* BEGIN EXERCISE INPUTS *

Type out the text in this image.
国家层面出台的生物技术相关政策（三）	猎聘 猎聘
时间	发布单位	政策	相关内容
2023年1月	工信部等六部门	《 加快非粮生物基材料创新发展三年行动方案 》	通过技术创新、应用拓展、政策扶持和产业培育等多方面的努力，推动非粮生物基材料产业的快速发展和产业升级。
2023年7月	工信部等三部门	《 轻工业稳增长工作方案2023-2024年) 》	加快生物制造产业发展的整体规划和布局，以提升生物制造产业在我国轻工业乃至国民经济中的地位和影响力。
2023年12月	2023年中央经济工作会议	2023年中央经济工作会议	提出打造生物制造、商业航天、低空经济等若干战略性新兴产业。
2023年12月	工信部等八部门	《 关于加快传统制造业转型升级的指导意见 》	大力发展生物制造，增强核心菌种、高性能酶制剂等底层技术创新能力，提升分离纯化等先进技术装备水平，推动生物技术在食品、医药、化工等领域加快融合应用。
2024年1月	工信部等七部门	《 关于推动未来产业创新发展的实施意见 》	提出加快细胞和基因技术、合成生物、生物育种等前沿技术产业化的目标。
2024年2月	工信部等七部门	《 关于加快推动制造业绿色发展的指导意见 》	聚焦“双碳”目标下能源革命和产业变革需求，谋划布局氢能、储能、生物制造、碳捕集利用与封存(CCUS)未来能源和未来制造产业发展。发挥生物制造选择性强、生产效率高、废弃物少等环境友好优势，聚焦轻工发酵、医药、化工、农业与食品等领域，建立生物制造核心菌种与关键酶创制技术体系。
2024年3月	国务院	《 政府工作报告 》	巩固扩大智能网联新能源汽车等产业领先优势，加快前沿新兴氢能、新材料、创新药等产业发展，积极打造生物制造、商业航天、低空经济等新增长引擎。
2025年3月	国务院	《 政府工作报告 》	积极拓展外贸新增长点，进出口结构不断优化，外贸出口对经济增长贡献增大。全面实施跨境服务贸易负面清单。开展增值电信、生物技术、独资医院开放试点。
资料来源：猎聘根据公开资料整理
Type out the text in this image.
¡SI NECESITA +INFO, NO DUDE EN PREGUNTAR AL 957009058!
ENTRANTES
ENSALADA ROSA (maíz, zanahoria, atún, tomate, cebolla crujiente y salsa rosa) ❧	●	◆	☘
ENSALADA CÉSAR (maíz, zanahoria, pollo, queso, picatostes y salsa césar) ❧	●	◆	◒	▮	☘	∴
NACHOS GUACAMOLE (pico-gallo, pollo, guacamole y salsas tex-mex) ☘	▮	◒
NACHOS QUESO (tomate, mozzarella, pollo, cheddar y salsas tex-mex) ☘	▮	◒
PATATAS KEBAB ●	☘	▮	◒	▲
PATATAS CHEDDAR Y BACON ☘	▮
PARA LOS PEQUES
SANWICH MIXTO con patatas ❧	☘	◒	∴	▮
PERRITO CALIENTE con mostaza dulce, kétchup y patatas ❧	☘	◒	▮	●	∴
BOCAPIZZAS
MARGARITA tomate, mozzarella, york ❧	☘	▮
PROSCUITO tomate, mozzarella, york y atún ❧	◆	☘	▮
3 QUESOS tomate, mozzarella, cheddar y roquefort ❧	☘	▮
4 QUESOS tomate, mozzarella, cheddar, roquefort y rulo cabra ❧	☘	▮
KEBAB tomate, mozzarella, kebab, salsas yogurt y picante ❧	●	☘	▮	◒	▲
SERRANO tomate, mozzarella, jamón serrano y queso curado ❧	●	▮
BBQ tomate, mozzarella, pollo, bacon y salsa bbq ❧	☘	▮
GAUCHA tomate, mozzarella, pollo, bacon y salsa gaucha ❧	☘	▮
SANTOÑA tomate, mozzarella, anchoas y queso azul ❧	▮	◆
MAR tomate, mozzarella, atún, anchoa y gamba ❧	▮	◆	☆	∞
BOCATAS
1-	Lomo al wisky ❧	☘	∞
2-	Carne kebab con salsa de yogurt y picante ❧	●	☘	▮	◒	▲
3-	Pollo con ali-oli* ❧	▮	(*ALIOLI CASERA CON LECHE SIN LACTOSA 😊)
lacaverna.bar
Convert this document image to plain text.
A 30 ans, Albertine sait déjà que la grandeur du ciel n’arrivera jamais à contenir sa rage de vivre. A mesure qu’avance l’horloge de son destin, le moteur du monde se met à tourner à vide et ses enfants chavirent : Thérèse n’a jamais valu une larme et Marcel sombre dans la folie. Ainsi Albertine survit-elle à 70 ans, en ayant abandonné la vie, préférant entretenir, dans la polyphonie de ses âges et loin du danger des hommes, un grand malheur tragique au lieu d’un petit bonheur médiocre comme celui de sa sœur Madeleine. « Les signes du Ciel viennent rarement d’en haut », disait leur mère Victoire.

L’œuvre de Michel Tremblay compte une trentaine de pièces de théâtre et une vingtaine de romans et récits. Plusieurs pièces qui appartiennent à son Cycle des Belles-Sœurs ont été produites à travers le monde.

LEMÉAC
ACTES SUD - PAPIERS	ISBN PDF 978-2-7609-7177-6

* END EXERCISE INPUTS *

Above are the records; copy every line in them that holds the word "zanahoria".

ENSALADA ROSA (maíz, zanahoria, atún, tomate, cebolla crujiente y salsa rosa) ❧	●	◆	☘
ENSALADA CÉSAR (maíz, zanahoria, pollo, queso, picatostes y salsa césar) ❧	●	◆	◒	▮	☘	∴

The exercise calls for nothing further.